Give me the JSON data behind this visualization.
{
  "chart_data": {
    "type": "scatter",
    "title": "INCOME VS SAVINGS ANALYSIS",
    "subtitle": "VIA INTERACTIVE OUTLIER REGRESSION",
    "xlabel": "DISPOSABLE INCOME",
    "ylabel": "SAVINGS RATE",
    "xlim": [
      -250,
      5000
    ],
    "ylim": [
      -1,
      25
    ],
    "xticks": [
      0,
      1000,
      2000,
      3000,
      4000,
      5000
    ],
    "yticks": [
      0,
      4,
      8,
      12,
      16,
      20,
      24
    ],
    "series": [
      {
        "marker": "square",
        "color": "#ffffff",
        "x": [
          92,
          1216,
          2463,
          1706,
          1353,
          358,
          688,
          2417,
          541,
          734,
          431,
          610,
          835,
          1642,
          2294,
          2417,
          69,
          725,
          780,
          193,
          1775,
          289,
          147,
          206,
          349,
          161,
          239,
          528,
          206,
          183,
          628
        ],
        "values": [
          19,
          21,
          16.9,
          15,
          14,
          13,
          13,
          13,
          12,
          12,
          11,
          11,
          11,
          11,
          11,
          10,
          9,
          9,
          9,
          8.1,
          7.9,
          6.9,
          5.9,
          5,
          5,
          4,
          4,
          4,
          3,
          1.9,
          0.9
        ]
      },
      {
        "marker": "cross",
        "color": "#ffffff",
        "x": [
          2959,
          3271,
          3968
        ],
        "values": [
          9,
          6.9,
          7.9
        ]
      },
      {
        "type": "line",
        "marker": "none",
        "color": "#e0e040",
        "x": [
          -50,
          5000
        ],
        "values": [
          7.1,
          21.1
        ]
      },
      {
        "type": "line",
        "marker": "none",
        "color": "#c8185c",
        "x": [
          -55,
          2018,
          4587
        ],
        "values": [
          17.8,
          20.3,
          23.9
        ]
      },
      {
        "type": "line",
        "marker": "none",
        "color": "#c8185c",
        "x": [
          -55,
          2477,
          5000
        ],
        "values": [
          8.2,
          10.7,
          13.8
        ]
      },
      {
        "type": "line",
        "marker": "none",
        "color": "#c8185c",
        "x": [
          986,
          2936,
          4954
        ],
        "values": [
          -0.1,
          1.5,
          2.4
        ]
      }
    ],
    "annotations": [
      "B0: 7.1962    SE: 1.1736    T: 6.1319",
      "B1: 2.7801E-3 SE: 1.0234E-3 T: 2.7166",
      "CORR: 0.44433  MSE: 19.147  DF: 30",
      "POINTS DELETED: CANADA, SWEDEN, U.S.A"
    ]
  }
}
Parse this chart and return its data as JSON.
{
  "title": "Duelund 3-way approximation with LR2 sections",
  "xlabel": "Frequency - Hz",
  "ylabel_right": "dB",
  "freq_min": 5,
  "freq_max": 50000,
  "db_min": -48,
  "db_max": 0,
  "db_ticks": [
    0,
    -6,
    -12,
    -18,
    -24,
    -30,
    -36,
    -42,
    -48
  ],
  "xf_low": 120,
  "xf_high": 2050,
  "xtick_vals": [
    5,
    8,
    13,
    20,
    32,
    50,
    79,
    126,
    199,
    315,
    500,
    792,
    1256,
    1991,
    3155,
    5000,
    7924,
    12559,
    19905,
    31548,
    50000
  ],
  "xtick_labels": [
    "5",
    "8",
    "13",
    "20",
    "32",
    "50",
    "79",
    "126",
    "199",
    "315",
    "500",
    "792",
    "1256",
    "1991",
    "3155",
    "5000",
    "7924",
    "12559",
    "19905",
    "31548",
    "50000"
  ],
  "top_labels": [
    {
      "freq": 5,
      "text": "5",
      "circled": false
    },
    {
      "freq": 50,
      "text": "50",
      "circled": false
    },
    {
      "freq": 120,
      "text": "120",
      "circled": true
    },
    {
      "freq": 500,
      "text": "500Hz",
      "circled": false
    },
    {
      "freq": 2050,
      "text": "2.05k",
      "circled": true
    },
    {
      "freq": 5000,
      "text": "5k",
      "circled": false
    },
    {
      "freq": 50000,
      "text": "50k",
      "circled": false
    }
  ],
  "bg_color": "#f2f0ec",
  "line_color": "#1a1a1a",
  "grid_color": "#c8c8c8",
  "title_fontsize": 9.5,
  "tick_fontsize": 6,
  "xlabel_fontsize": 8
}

Requirements: Please repeat the material above, word for word and in full.

Final result:
Give me the JSON data behind this visualization.
{
  "chart_data": {
    "type": "scatter",
    "title": "INCOME VS SAVINGS ANALYSIS",
    "subtitle": "VIA INTERACTIVE OUTLIER REGRESSION",
    "xlabel": "DISPOSABLE INCOME",
    "ylabel": "SAVINGS RATE",
    "xlim": [
      -250,
      5000
    ],
    "ylim": [
      -1,
      25
    ],
    "xticks": [
      0,
      1000,
      2000,
      3000,
      4000,
      5000
    ],
    "yticks": [
      0,
      4,
      8,
      12,
      16,
      20,
      24
    ],
    "series": [
      {
        "marker": "square",
        "color": "#ffffff",
        "x": [
          92,
          1216,
          2463,
          1706,
          1353,
          358,
          688,
          2417,
          541,
          734,
          431,
          610,
          835,
          1642,
          2294,
          2417,
          69,
          725,
          780,
          193,
          1775,
          289,
          147,
          206,
          349,
          161,
          239,
          528,
          206,
          183,
          628
        ],
        "values": [
          19,
          21,
          16.9,
          15,
          14,
          13,
          13,
          13,
          12,
          12,
          11,
          11,
          11,
          11,
          11,
          10,
          9,
          9,
          9,
          8.1,
          7.9,
          6.9,
          5.9,
          5,
          5,
          4,
          4,
          4,
          3,
          1.9,
          0.9
        ]
      },
      {
        "marker": "cross",
        "color": "#ffffff",
        "x": [
          2959,
          3271,
          3968
        ],
        "values": [
          9,
          6.9,
          7.9
        ]
      },
      {
        "type": "line",
        "marker": "none",
        "color": "#e0e040",
        "x": [
          -50,
          5000
        ],
        "values": [
          7.1,
          21.1
        ]
      },
      {
        "type": "line",
        "marker": "none",
        "color": "#c8185c",
        "x": [
          -55,
          2018,
          4587
        ],
        "values": [
          17.8,
          20.3,
          23.9
        ]
      },
      {
        "type": "line",
        "marker": "none",
        "color": "#c8185c",
        "x": [
          -55,
          2477,
          5000
        ],
        "values": [
          8.2,
          10.7,
          13.8
        ]
      },
      {
        "type": "line",
        "marker": "none",
        "color": "#c8185c",
        "x": [
          986,
          2936,
          4954
        ],
        "values": [
          -0.1,
          1.5,
          2.4
        ]
      }
    ],
    "annotations": [
      "B0: 7.1962    SE: 1.1736    T: 6.1319",
      "B1: 2.7801E-3 SE: 1.0234E-3 T: 2.7166",
      "CORR: 0.44433  MSE: 19.147  DF: 30",
      "POINTS DELETED: CANADA, SWEDEN, U.S.A"
    ]
  }
}
Parse this chart and return its data as JSON.
{
  "title": "Duelund 3-way approximation with LR2 sections",
  "xlabel": "Frequency - Hz",
  "ylabel_right": "dB",
  "freq_min": 5,
  "freq_max": 50000,
  "db_min": -48,
  "db_max": 0,
  "db_ticks": [
    0,
    -6,
    -12,
    -18,
    -24,
    -30,
    -36,
    -42,
    -48
  ],
  "xf_low": 120,
  "xf_high": 2050,
  "xtick_vals": [
    5,
    8,
    13,
    20,
    32,
    50,
    79,
    126,
    199,
    315,
    500,
    792,
    1256,
    1991,
    3155,
    5000,
    7924,
    12559,
    19905,
    31548,
    50000
  ],
  "xtick_labels": [
    "5",
    "8",
    "13",
    "20",
    "32",
    "50",
    "79",
    "126",
    "199",
    "315",
    "500",
    "792",
    "1256",
    "1991",
    "3155",
    "5000",
    "7924",
    "12559",
    "19905",
    "31548",
    "50000"
  ],
  "top_labels": [
    {
      "freq": 5,
      "text": "5",
      "circled": false
    },
    {
      "freq": 50,
      "text": "50",
      "circled": false
    },
    {
      "freq": 120,
      "text": "120",
      "circled": true
    },
    {
      "freq": 500,
      "text": "500Hz",
      "circled": false
    },
    {
      "freq": 2050,
      "text": "2.05k",
      "circled": true
    },
    {
      "freq": 5000,
      "text": "5k",
      "circled": false
    },
    {
      "freq": 50000,
      "text": "50k",
      "circled": false
    }
  ],
  "bg_color": "#f2f0ec",
  "line_color": "#1a1a1a",
  "grid_color": "#c8c8c8",
  "title_fontsize": 9.5,
  "tick_fontsize": 6,
  "xlabel_fontsize": 8
}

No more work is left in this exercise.